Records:
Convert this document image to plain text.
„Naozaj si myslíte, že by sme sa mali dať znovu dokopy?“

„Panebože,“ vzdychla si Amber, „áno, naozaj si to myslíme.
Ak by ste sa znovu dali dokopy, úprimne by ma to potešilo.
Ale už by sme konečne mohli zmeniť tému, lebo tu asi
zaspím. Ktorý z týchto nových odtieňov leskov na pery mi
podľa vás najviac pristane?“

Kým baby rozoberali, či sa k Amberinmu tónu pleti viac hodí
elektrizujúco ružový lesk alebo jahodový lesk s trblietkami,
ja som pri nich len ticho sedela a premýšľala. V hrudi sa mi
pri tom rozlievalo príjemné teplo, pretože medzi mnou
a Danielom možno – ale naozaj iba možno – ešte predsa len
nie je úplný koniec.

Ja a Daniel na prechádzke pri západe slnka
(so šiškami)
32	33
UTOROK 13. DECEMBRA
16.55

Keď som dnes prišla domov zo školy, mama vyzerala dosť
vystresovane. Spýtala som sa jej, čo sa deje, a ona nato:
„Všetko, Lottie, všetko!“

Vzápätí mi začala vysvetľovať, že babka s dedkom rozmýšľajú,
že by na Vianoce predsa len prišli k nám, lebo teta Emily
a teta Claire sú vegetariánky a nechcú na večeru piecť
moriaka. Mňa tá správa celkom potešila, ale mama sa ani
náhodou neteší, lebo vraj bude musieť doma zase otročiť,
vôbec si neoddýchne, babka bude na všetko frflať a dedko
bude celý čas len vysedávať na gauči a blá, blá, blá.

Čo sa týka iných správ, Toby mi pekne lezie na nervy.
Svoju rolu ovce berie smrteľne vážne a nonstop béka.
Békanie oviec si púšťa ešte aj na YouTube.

— Task prompt —
Restate every entry word for word.

— Answer below —
Convert this document image to plain text.
„Naozaj si myslíte, že by sme sa mali dať znovu dokopy?“

„Panebože,“ vzdychla si Amber, „áno, naozaj si to myslíme.
Ak by ste sa znovu dali dokopy, úprimne by ma to potešilo.
Ale už by sme konečne mohli zmeniť tému, lebo tu asi
zaspím. Ktorý z týchto nových odtieňov leskov na pery mi
podľa vás najviac pristane?“

Kým baby rozoberali, či sa k Amberinmu tónu pleti viac hodí
elektrizujúco ružový lesk alebo jahodový lesk s trblietkami,
ja som pri nich len ticho sedela a premýšľala. V hrudi sa mi
pri tom rozlievalo príjemné teplo, pretože medzi mnou
a Danielom možno – ale naozaj iba možno – ešte predsa len
nie je úplný koniec.

Ja a Daniel na prechádzke pri západe slnka
(so šiškami)
32	33
UTOROK 13. DECEMBRA
16.55

Keď som dnes prišla domov zo školy, mama vyzerala dosť
vystresovane. Spýtala som sa jej, čo sa deje, a ona nato:
„Všetko, Lottie, všetko!“

Vzápätí mi začala vysvetľovať, že babka s dedkom rozmýšľajú,
že by na Vianoce predsa len prišli k nám, lebo teta Emily
a teta Claire sú vegetariánky a nechcú na večeru piecť
moriaka. Mňa tá správa celkom potešila, ale mama sa ani
náhodou neteší, lebo vraj bude musieť doma zase otročiť,
vôbec si neoddýchne, babka bude na všetko frflať a dedko
bude celý čas len vysedávať na gauči a blá, blá, blá.

Čo sa týka iných správ, Toby mi pekne lezie na nervy.
Svoju rolu ovce berie smrteľne vážne a nonstop béka.
Békanie oviec si púšťa ešte aj na YouTube.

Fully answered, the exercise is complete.